**TO BE DONE:** Restate the entire listing word for word.

Extracted records:

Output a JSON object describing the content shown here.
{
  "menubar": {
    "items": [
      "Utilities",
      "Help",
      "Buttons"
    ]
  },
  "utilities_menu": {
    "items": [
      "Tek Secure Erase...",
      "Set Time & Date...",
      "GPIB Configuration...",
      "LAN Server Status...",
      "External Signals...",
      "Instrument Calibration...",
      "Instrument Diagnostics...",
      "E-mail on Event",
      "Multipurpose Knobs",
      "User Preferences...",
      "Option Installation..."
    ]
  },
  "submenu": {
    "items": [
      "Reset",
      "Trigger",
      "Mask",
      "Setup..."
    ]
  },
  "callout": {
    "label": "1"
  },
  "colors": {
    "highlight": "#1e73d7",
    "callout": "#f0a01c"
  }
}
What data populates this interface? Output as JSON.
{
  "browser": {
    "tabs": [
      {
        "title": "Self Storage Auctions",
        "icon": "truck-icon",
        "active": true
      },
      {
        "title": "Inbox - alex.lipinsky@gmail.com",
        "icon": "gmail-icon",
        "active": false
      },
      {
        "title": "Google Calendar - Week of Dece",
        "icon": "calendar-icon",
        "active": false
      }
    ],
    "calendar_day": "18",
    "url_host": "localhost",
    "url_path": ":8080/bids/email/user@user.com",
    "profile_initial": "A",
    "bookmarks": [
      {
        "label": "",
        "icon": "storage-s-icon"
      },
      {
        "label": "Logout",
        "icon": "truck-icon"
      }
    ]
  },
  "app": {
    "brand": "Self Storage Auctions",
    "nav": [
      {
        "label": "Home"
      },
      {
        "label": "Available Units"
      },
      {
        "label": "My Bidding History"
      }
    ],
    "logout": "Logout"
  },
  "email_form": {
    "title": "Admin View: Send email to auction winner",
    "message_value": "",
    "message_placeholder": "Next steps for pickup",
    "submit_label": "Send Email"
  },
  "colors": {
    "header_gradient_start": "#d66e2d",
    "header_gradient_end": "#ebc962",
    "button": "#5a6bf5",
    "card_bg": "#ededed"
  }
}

**RESPONSE TO THIS TASK:**
Output a JSON object describing the content shown here.
{
  "menubar": {
    "items": [
      "Utilities",
      "Help",
      "Buttons"
    ]
  },
  "utilities_menu": {
    "items": [
      "Tek Secure Erase...",
      "Set Time & Date...",
      "GPIB Configuration...",
      "LAN Server Status...",
      "External Signals...",
      "Instrument Calibration...",
      "Instrument Diagnostics...",
      "E-mail on Event",
      "Multipurpose Knobs",
      "User Preferences...",
      "Option Installation..."
    ]
  },
  "submenu": {
    "items": [
      "Reset",
      "Trigger",
      "Mask",
      "Setup..."
    ]
  },
  "callout": {
    "label": "1"
  },
  "colors": {
    "highlight": "#1e73d7",
    "callout": "#f0a01c"
  }
}
What data populates this interface? Output as JSON.
{
  "browser": {
    "tabs": [
      {
        "title": "Self Storage Auctions",
        "icon": "truck-icon",
        "active": true
      },
      {
        "title": "Inbox - alex.lipinsky@gmail.com",
        "icon": "gmail-icon",
        "active": false
      },
      {
        "title": "Google Calendar - Week of Dece",
        "icon": "calendar-icon",
        "active": false
      }
    ],
    "calendar_day": "18",
    "url_host": "localhost",
    "url_path": ":8080/bids/email/user@user.com",
    "profile_initial": "A",
    "bookmarks": [
      {
        "label": "",
        "icon": "storage-s-icon"
      },
      {
        "label": "Logout",
        "icon": "truck-icon"
      }
    ]
  },
  "app": {
    "brand": "Self Storage Auctions",
    "nav": [
      {
        "label": "Home"
      },
      {
        "label": "Available Units"
      },
      {
        "label": "My Bidding History"
      }
    ],
    "logout": "Logout"
  },
  "email_form": {
    "title": "Admin View: Send email to auction winner",
    "message_value": "",
    "message_placeholder": "Next steps for pickup",
    "submit_label": "Send Email"
  },
  "colors": {
    "header_gradient_start": "#d66e2d",
    "header_gradient_end": "#ebc962",
    "button": "#5a6bf5",
    "card_bg": "#ededed"
  }
}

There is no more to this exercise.